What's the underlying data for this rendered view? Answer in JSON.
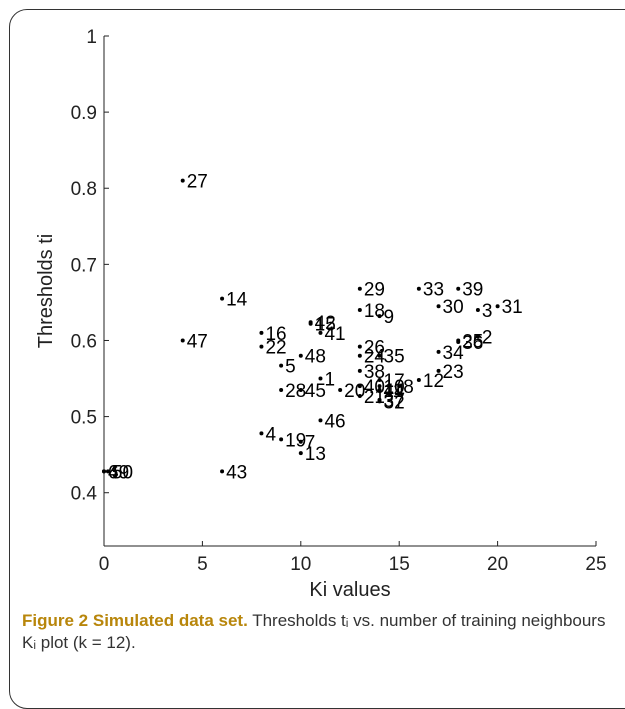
{
  "caption": {
    "figure_label": "Figure 2",
    "title": "Simulated data set.",
    "text": "Thresholds tᵢ vs. number of training neighbours Kᵢ plot (k = 12)."
  },
  "chart_data": {
    "type": "scatter",
    "xlabel": "Ki values",
    "ylabel": "Thresholds ti",
    "xlim": [
      0,
      25
    ],
    "ylim": [
      0.33,
      1.0
    ],
    "xticks": [
      0,
      5,
      10,
      15,
      20,
      25
    ],
    "yticks": [
      0.4,
      0.5,
      0.6,
      0.7,
      0.8,
      0.9,
      1
    ],
    "grid": false,
    "points": [
      {
        "label": "1",
        "x": 11,
        "y": 0.55
      },
      {
        "label": "2",
        "x": 19,
        "y": 0.605
      },
      {
        "label": "3",
        "x": 19,
        "y": 0.64
      },
      {
        "label": "4",
        "x": 8,
        "y": 0.478
      },
      {
        "label": "5",
        "x": 9,
        "y": 0.567
      },
      {
        "label": "6",
        "x": 0,
        "y": 0.428
      },
      {
        "label": "7",
        "x": 10,
        "y": 0.467
      },
      {
        "label": "8",
        "x": 15,
        "y": 0.54
      },
      {
        "label": "9",
        "x": 14,
        "y": 0.632
      },
      {
        "label": "10",
        "x": 14,
        "y": 0.54
      },
      {
        "label": "11",
        "x": 14,
        "y": 0.535
      },
      {
        "label": "12",
        "x": 16,
        "y": 0.548
      },
      {
        "label": "13",
        "x": 10,
        "y": 0.452
      },
      {
        "label": "14",
        "x": 6,
        "y": 0.655
      },
      {
        "label": "15",
        "x": 10.5,
        "y": 0.622
      },
      {
        "label": "16",
        "x": 8,
        "y": 0.61
      },
      {
        "label": "17",
        "x": 14,
        "y": 0.548
      },
      {
        "label": "18",
        "x": 13,
        "y": 0.64
      },
      {
        "label": "19",
        "x": 9,
        "y": 0.47
      },
      {
        "label": "20",
        "x": 12,
        "y": 0.535
      },
      {
        "label": "21",
        "x": 13,
        "y": 0.527
      },
      {
        "label": "22",
        "x": 8,
        "y": 0.592
      },
      {
        "label": "23",
        "x": 17,
        "y": 0.56
      },
      {
        "label": "24",
        "x": 13,
        "y": 0.58
      },
      {
        "label": "25",
        "x": 18,
        "y": 0.6
      },
      {
        "label": "26",
        "x": 13,
        "y": 0.592
      },
      {
        "label": "27",
        "x": 4,
        "y": 0.81
      },
      {
        "label": "28",
        "x": 9,
        "y": 0.535
      },
      {
        "label": "29",
        "x": 13,
        "y": 0.668
      },
      {
        "label": "30",
        "x": 17,
        "y": 0.645
      },
      {
        "label": "31",
        "x": 20,
        "y": 0.645
      },
      {
        "label": "32",
        "x": 14,
        "y": 0.52
      },
      {
        "label": "33",
        "x": 16,
        "y": 0.668
      },
      {
        "label": "34",
        "x": 17,
        "y": 0.585
      },
      {
        "label": "35",
        "x": 14,
        "y": 0.58
      },
      {
        "label": "36",
        "x": 18,
        "y": 0.598
      },
      {
        "label": "37",
        "x": 14,
        "y": 0.522
      },
      {
        "label": "38",
        "x": 13,
        "y": 0.56
      },
      {
        "label": "39",
        "x": 18,
        "y": 0.668
      },
      {
        "label": "40",
        "x": 13,
        "y": 0.54
      },
      {
        "label": "41",
        "x": 11,
        "y": 0.61
      },
      {
        "label": "42",
        "x": 10.5,
        "y": 0.624
      },
      {
        "label": "43",
        "x": 6,
        "y": 0.428
      },
      {
        "label": "44",
        "x": 14,
        "y": 0.535
      },
      {
        "label": "45",
        "x": 10,
        "y": 0.535
      },
      {
        "label": "46",
        "x": 11,
        "y": 0.495
      },
      {
        "label": "47",
        "x": 4,
        "y": 0.6
      },
      {
        "label": "48",
        "x": 10,
        "y": 0.58
      },
      {
        "label": "49",
        "x": 0,
        "y": 0.428
      },
      {
        "label": "50",
        "x": 0.2,
        "y": 0.428
      }
    ]
  }
}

[Given instruction] Print every entry exactly as written, without the pictures.

[The completed task]
What's the underlying data for this rendered view? Answer in JSON.
{
  "caption": {
    "figure_label": "Figure 2",
    "title": "Simulated data set.",
    "text": "Thresholds tᵢ vs. number of training neighbours Kᵢ plot (k = 12)."
  },
  "chart_data": {
    "type": "scatter",
    "xlabel": "Ki values",
    "ylabel": "Thresholds ti",
    "xlim": [
      0,
      25
    ],
    "ylim": [
      0.33,
      1.0
    ],
    "xticks": [
      0,
      5,
      10,
      15,
      20,
      25
    ],
    "yticks": [
      0.4,
      0.5,
      0.6,
      0.7,
      0.8,
      0.9,
      1
    ],
    "grid": false,
    "points": [
      {
        "label": "1",
        "x": 11,
        "y": 0.55
      },
      {
        "label": "2",
        "x": 19,
        "y": 0.605
      },
      {
        "label": "3",
        "x": 19,
        "y": 0.64
      },
      {
        "label": "4",
        "x": 8,
        "y": 0.478
      },
      {
        "label": "5",
        "x": 9,
        "y": 0.567
      },
      {
        "label": "6",
        "x": 0,
        "y": 0.428
      },
      {
        "label": "7",
        "x": 10,
        "y": 0.467
      },
      {
        "label": "8",
        "x": 15,
        "y": 0.54
      },
      {
        "label": "9",
        "x": 14,
        "y": 0.632
      },
      {
        "label": "10",
        "x": 14,
        "y": 0.54
      },
      {
        "label": "11",
        "x": 14,
        "y": 0.535
      },
      {
        "label": "12",
        "x": 16,
        "y": 0.548
      },
      {
        "label": "13",
        "x": 10,
        "y": 0.452
      },
      {
        "label": "14",
        "x": 6,
        "y": 0.655
      },
      {
        "label": "15",
        "x": 10.5,
        "y": 0.622
      },
      {
        "label": "16",
        "x": 8,
        "y": 0.61
      },
      {
        "label": "17",
        "x": 14,
        "y": 0.548
      },
      {
        "label": "18",
        "x": 13,
        "y": 0.64
      },
      {
        "label": "19",
        "x": 9,
        "y": 0.47
      },
      {
        "label": "20",
        "x": 12,
        "y": 0.535
      },
      {
        "label": "21",
        "x": 13,
        "y": 0.527
      },
      {
        "label": "22",
        "x": 8,
        "y": 0.592
      },
      {
        "label": "23",
        "x": 17,
        "y": 0.56
      },
      {
        "label": "24",
        "x": 13,
        "y": 0.58
      },
      {
        "label": "25",
        "x": 18,
        "y": 0.6
      },
      {
        "label": "26",
        "x": 13,
        "y": 0.592
      },
      {
        "label": "27",
        "x": 4,
        "y": 0.81
      },
      {
        "label": "28",
        "x": 9,
        "y": 0.535
      },
      {
        "label": "29",
        "x": 13,
        "y": 0.668
      },
      {
        "label": "30",
        "x": 17,
        "y": 0.645
      },
      {
        "label": "31",
        "x": 20,
        "y": 0.645
      },
      {
        "label": "32",
        "x": 14,
        "y": 0.52
      },
      {
        "label": "33",
        "x": 16,
        "y": 0.668
      },
      {
        "label": "34",
        "x": 17,
        "y": 0.585
      },
      {
        "label": "35",
        "x": 14,
        "y": 0.58
      },
      {
        "label": "36",
        "x": 18,
        "y": 0.598
      },
      {
        "label": "37",
        "x": 14,
        "y": 0.522
      },
      {
        "label": "38",
        "x": 13,
        "y": 0.56
      },
      {
        "label": "39",
        "x": 18,
        "y": 0.668
      },
      {
        "label": "40",
        "x": 13,
        "y": 0.54
      },
      {
        "label": "41",
        "x": 11,
        "y": 0.61
      },
      {
        "label": "42",
        "x": 10.5,
        "y": 0.624
      },
      {
        "label": "43",
        "x": 6,
        "y": 0.428
      },
      {
        "label": "44",
        "x": 14,
        "y": 0.535
      },
      {
        "label": "45",
        "x": 10,
        "y": 0.535
      },
      {
        "label": "46",
        "x": 11,
        "y": 0.495
      },
      {
        "label": "47",
        "x": 4,
        "y": 0.6
      },
      {
        "label": "48",
        "x": 10,
        "y": 0.58
      },
      {
        "label": "49",
        "x": 0,
        "y": 0.428
      },
      {
        "label": "50",
        "x": 0.2,
        "y": 0.428
      }
    ]
  }
}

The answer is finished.